Listed entries »

________

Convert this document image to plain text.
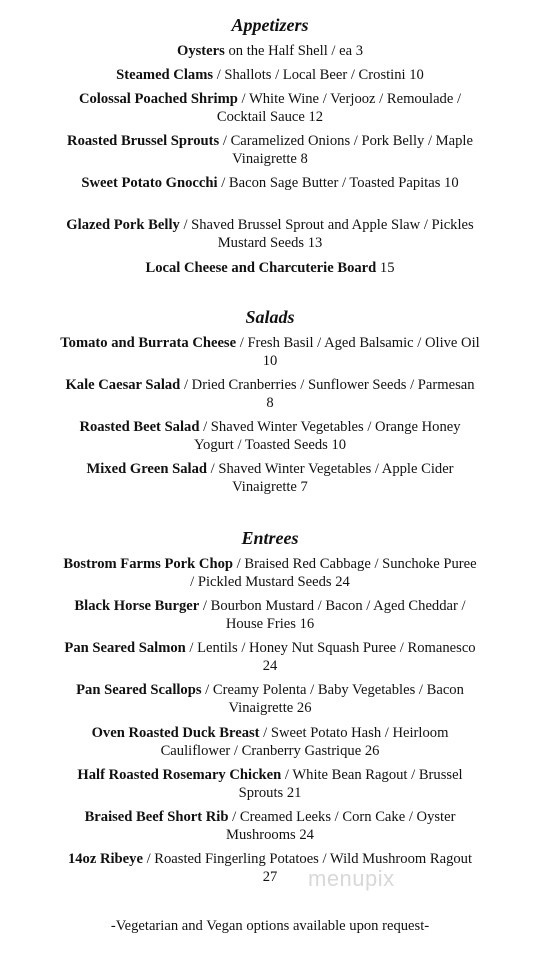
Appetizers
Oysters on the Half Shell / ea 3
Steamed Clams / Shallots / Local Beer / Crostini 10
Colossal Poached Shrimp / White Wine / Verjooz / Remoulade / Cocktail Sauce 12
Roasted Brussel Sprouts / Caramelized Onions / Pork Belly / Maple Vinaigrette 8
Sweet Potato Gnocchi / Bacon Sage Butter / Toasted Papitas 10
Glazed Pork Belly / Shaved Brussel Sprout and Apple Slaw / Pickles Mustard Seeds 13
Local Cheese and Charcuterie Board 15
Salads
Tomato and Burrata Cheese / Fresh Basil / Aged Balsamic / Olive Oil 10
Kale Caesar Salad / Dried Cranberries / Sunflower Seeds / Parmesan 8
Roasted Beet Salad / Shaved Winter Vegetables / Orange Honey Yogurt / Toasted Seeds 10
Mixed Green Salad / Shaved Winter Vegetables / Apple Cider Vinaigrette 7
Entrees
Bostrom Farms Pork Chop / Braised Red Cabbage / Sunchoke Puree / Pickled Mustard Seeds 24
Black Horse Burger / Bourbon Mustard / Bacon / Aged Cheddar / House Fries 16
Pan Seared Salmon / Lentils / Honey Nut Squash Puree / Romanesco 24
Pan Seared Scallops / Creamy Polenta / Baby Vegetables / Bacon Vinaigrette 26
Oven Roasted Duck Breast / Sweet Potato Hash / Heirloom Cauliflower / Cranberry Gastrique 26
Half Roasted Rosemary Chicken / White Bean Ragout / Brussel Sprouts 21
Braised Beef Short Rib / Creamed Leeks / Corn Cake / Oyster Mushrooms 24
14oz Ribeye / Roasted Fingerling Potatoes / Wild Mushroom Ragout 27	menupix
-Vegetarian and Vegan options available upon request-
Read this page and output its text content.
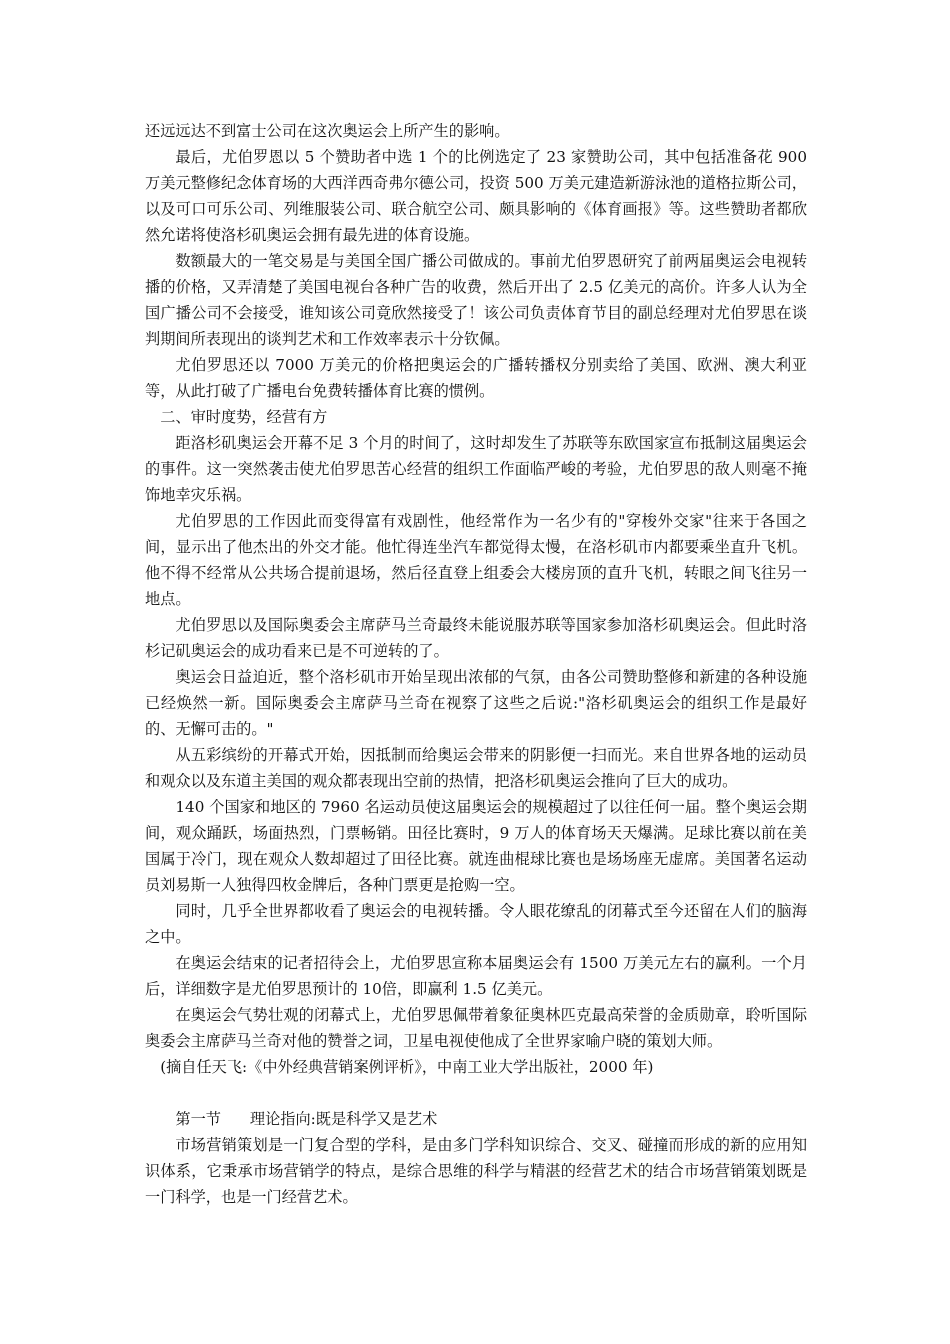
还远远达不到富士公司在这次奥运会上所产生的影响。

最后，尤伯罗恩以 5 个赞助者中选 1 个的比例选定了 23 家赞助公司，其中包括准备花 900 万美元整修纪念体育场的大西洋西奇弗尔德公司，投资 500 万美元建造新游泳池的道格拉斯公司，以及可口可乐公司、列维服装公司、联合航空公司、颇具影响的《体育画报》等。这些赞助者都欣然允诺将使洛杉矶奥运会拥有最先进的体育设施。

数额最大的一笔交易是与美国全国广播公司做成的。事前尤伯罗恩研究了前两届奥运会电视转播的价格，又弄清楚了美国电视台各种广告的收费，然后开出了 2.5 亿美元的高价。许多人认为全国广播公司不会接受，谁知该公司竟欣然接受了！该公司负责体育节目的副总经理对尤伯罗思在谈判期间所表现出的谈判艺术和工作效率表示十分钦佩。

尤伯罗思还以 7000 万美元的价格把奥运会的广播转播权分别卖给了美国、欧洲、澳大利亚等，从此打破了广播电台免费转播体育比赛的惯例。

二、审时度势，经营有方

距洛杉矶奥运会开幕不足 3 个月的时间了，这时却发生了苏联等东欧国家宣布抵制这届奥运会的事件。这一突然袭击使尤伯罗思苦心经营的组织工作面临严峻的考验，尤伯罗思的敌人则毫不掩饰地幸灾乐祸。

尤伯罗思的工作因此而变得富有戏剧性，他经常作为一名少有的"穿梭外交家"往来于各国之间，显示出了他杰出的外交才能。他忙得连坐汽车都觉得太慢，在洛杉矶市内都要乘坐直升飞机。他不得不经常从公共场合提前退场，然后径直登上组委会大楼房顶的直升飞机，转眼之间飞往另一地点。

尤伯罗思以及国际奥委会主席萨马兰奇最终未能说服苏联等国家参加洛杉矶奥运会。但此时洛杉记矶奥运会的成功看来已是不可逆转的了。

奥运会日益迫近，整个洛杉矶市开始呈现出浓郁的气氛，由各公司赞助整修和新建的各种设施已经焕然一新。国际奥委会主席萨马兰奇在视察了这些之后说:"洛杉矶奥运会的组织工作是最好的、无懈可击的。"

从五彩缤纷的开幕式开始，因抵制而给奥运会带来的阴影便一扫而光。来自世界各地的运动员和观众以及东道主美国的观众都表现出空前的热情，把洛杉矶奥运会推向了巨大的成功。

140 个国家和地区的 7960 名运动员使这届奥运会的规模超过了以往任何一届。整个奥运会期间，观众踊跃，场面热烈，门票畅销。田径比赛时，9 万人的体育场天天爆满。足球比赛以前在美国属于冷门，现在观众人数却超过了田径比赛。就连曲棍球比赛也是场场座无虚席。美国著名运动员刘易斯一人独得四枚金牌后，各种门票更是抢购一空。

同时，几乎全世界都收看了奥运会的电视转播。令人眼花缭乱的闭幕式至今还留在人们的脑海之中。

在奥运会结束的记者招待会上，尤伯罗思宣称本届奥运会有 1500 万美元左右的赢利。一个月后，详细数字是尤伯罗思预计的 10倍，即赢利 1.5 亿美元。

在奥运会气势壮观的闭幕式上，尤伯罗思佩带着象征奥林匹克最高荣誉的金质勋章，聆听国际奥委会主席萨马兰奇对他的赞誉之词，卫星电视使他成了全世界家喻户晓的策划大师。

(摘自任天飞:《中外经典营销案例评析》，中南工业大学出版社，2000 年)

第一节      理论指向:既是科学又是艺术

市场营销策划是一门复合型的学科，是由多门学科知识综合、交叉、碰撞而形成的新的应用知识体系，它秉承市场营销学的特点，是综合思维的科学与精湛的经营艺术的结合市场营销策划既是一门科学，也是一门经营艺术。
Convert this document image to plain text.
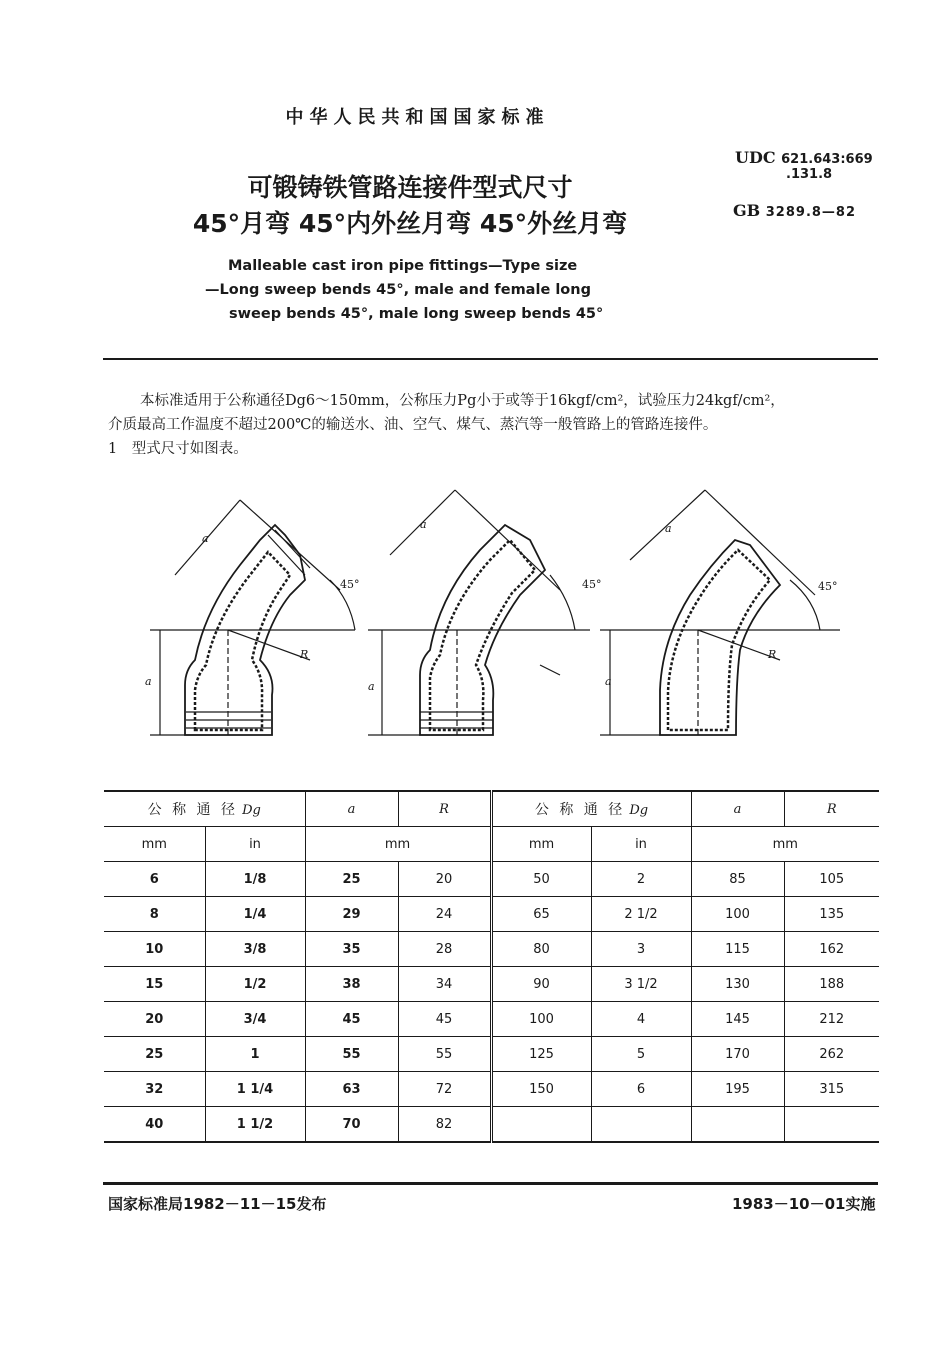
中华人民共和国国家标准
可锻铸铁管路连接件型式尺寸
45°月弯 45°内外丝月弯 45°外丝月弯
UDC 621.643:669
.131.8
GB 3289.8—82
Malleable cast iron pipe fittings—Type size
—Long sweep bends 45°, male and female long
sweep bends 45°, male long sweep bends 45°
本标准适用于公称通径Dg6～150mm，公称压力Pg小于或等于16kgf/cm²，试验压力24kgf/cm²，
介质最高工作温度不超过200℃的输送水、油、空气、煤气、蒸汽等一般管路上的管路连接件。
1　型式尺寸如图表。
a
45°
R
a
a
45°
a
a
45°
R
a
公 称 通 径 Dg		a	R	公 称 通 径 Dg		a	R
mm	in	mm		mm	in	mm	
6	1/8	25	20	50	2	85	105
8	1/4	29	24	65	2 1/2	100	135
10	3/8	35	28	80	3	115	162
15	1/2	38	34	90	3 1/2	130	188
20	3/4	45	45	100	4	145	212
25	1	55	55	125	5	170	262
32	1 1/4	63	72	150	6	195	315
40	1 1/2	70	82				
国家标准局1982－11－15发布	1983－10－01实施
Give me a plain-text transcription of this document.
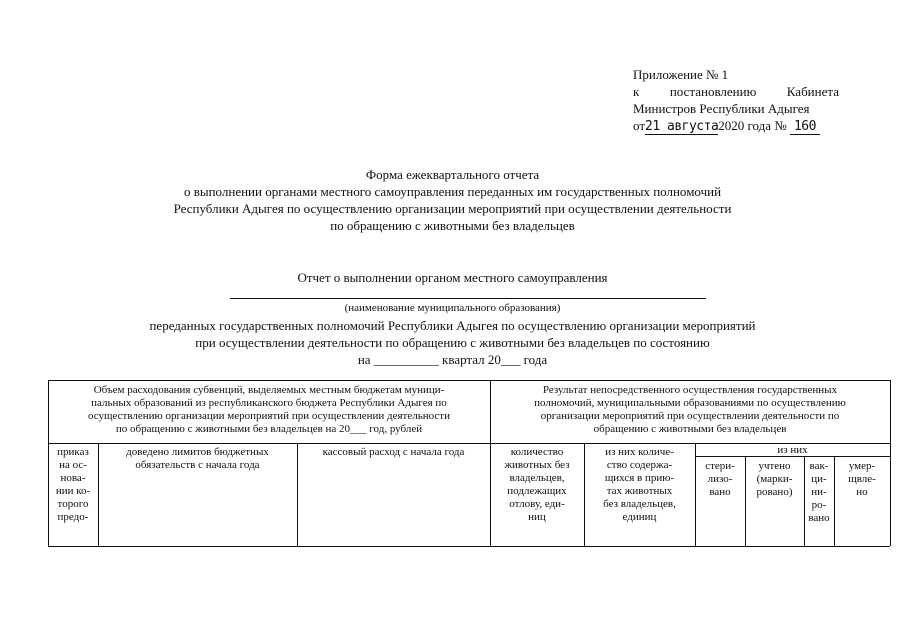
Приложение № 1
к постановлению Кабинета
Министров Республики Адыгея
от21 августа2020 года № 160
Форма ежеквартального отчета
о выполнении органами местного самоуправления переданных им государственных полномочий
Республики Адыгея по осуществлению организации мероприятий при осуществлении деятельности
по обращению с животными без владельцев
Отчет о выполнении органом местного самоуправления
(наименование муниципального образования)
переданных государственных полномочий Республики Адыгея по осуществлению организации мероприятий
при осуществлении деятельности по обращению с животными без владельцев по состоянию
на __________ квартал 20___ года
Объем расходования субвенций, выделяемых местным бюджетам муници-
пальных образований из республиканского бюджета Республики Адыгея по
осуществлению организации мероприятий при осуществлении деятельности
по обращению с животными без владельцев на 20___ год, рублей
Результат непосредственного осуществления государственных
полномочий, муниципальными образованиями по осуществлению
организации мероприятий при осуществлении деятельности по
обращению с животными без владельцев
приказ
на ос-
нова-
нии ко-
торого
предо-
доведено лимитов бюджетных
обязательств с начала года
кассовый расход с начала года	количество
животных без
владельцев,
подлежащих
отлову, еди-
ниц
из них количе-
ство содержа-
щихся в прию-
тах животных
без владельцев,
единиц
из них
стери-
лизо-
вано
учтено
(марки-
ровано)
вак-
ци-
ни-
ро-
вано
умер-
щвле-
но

________

Task »
Every line containing the string "long" must be listed.

Output »
—Long sweep bends 45°, male and female long
sweep bends 45°, male long sweep bends 45°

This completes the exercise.